Listed records
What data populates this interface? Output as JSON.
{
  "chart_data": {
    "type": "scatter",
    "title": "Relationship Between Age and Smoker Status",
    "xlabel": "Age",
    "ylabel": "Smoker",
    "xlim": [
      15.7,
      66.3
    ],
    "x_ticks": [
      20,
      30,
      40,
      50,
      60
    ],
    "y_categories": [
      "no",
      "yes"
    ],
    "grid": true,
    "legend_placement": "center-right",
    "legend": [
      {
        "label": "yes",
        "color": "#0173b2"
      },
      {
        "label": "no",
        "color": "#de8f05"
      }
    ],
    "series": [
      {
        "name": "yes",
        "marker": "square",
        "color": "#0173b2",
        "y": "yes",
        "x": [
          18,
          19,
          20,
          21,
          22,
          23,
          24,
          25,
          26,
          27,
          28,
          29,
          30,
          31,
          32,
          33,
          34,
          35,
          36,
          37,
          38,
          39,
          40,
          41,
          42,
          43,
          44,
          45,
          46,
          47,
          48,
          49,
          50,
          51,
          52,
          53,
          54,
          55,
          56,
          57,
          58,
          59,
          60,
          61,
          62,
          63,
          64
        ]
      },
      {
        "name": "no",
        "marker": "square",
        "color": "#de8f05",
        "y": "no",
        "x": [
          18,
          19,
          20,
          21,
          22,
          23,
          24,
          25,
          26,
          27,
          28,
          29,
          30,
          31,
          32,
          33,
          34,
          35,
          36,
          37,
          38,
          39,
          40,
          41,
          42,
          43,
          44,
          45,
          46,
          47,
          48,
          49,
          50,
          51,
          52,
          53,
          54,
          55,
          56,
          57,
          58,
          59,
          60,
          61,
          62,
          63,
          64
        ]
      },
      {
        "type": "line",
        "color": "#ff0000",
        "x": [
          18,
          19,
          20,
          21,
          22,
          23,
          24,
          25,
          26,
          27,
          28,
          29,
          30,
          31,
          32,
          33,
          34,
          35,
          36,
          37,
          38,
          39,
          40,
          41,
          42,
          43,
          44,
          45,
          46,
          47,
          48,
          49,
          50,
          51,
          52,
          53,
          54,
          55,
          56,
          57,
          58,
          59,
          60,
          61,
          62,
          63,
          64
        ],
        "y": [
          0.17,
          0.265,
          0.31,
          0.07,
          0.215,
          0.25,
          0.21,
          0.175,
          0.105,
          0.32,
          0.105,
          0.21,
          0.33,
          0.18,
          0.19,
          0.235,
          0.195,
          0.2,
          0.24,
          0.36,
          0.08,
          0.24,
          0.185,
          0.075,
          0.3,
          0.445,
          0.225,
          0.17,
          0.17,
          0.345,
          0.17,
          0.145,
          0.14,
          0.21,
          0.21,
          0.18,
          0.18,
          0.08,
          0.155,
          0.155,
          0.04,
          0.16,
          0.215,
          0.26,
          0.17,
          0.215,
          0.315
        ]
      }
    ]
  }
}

Task objective
Pick out each line in the material containing "Smoker".

Task output
    "title": "Relationship Between Age and Smoker Status",
    "ylabel": "Smoker",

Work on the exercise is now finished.